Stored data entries
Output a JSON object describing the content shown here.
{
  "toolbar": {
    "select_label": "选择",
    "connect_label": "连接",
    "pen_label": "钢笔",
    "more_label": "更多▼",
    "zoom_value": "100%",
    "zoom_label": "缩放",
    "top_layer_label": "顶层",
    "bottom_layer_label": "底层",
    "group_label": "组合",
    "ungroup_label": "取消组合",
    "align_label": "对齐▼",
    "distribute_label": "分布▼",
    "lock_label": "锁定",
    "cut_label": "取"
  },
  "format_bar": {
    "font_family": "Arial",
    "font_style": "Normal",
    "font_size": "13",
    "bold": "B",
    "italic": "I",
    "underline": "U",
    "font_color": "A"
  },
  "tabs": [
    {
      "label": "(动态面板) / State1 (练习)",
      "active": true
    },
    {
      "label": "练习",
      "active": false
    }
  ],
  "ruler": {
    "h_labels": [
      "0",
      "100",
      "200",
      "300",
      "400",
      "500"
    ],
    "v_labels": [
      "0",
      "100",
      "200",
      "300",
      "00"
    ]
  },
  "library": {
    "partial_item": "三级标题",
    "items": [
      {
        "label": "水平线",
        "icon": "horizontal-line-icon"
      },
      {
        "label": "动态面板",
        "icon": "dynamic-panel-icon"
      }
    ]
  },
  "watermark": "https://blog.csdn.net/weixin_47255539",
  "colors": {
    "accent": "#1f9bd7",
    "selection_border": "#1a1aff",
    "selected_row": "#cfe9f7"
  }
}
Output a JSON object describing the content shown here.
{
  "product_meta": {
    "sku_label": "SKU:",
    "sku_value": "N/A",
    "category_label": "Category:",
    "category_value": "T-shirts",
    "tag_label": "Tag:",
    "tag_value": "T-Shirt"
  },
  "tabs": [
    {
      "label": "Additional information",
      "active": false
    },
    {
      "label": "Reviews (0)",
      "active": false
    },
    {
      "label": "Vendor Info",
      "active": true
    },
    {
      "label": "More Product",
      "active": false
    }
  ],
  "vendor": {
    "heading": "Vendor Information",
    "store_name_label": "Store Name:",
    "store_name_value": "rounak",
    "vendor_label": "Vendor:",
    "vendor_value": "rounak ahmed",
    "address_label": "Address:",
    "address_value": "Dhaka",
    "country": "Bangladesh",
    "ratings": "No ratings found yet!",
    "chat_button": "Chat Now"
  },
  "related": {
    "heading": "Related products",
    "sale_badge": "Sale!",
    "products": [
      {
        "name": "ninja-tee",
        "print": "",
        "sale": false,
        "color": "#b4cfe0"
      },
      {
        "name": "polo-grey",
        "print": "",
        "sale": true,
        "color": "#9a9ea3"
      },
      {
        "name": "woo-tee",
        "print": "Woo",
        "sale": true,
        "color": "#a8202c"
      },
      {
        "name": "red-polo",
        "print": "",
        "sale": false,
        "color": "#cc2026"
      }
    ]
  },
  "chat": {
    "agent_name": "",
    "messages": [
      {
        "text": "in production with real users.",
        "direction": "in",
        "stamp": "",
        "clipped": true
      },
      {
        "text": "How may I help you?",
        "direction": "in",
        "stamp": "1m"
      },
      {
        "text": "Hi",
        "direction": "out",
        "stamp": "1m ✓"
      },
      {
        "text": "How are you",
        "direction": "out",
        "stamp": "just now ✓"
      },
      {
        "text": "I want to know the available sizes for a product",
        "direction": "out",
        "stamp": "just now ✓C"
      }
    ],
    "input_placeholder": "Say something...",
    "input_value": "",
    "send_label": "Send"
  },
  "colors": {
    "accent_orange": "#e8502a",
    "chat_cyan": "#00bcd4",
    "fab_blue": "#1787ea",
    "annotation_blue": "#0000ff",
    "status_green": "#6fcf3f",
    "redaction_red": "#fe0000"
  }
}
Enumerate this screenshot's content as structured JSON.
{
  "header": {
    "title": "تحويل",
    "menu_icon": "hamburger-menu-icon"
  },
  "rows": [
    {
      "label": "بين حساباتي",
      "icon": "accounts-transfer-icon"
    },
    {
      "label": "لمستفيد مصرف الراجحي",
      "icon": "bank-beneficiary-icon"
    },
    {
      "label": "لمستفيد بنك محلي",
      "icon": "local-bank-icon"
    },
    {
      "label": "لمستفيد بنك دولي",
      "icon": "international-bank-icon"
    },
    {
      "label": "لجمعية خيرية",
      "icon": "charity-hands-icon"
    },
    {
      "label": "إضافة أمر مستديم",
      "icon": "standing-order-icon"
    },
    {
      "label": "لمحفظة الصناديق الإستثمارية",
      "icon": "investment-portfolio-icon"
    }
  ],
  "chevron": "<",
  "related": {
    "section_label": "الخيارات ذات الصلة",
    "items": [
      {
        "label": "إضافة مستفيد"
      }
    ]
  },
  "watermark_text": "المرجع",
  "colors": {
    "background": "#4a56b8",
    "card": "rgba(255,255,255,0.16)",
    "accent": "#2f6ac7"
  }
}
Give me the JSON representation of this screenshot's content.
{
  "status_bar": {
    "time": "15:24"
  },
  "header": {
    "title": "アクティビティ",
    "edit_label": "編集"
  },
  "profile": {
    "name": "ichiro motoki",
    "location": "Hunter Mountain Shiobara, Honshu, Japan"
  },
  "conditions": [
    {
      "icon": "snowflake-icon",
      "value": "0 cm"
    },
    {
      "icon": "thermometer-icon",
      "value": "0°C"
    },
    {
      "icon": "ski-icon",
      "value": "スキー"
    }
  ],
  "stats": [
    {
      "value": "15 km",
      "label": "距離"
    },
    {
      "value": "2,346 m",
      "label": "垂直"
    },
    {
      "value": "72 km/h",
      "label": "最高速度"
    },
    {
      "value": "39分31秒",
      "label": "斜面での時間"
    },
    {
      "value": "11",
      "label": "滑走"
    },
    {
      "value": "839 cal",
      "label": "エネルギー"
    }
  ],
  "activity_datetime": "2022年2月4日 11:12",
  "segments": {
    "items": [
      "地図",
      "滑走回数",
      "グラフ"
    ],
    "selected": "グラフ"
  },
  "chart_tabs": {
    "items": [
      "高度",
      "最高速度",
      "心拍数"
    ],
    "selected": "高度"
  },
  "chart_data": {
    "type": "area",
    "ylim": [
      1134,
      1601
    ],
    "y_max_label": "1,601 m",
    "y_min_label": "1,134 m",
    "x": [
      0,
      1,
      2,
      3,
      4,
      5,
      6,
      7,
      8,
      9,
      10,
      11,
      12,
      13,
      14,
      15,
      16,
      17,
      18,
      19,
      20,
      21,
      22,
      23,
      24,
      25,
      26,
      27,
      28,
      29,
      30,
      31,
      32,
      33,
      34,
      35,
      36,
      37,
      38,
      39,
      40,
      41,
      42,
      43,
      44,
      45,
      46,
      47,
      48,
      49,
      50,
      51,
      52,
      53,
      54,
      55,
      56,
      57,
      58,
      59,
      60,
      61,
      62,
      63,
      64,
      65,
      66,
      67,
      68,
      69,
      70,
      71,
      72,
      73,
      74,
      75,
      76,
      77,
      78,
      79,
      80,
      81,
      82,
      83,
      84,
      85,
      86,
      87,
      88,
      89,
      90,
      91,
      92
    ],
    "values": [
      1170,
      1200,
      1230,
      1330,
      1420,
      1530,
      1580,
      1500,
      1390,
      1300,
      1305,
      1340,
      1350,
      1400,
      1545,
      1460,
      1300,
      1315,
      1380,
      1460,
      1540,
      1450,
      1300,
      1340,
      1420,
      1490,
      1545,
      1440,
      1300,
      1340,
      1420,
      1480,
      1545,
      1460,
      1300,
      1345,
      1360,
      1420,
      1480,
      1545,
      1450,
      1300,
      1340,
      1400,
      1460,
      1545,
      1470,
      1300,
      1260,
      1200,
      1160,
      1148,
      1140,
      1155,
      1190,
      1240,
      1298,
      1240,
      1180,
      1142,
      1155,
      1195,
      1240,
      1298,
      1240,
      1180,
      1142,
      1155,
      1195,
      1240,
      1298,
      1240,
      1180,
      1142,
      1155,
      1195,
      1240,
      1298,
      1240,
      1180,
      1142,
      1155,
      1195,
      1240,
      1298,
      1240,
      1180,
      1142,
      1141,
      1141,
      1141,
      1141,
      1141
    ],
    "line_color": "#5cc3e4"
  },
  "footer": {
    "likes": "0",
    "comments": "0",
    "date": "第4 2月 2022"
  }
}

| WHAT THIS TASK INVOLVES |
Find every line containing the word "screenshot", then give the total and nothing more.

| FINAL ANSWER |
2